** Your goal **
Which lines hold the word "this"? Copy each one.

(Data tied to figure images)
======

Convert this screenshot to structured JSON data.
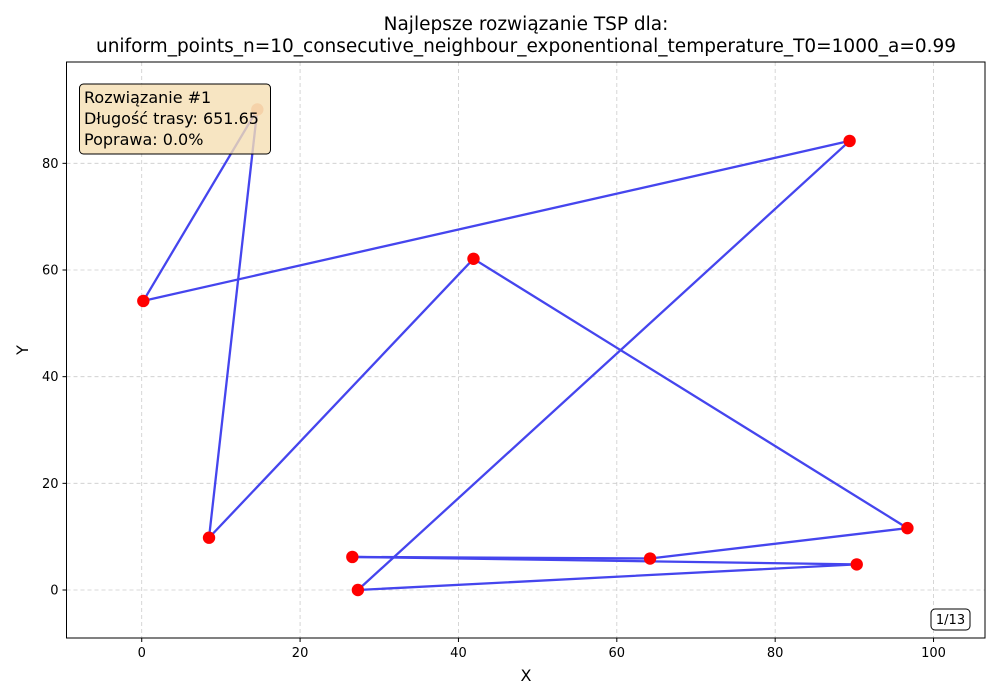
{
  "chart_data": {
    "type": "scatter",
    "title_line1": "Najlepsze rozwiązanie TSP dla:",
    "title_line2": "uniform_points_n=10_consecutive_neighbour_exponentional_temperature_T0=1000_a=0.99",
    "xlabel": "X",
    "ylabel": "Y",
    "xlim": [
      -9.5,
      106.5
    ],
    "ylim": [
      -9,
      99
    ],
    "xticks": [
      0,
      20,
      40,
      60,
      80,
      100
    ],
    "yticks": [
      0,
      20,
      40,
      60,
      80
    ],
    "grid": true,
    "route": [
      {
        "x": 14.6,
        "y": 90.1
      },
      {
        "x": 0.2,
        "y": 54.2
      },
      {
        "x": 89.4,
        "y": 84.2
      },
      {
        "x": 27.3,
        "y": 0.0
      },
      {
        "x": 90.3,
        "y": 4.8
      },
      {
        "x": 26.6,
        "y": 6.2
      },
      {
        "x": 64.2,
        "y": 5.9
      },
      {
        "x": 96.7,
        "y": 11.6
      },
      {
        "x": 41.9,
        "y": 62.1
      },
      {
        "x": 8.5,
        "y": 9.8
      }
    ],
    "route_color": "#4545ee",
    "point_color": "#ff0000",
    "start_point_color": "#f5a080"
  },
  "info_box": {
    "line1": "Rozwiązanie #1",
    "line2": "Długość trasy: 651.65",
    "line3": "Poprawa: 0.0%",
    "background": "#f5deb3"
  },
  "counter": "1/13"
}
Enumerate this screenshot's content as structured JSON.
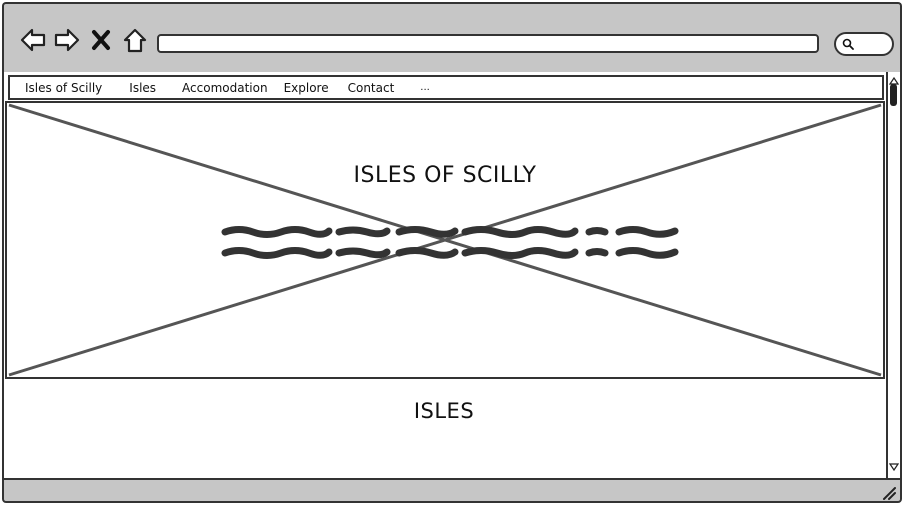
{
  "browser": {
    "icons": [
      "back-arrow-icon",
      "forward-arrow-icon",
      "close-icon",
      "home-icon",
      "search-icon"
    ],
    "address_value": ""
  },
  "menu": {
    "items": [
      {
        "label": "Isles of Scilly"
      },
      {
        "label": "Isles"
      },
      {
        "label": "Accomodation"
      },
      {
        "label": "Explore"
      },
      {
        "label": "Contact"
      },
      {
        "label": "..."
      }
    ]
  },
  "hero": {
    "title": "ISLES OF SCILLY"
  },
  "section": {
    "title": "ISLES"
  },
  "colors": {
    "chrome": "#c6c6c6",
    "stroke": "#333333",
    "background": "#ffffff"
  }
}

======

** Completed task **
Convert this screenshot to structured JSON data.
Enumerate this screenshot's content as structured JSON.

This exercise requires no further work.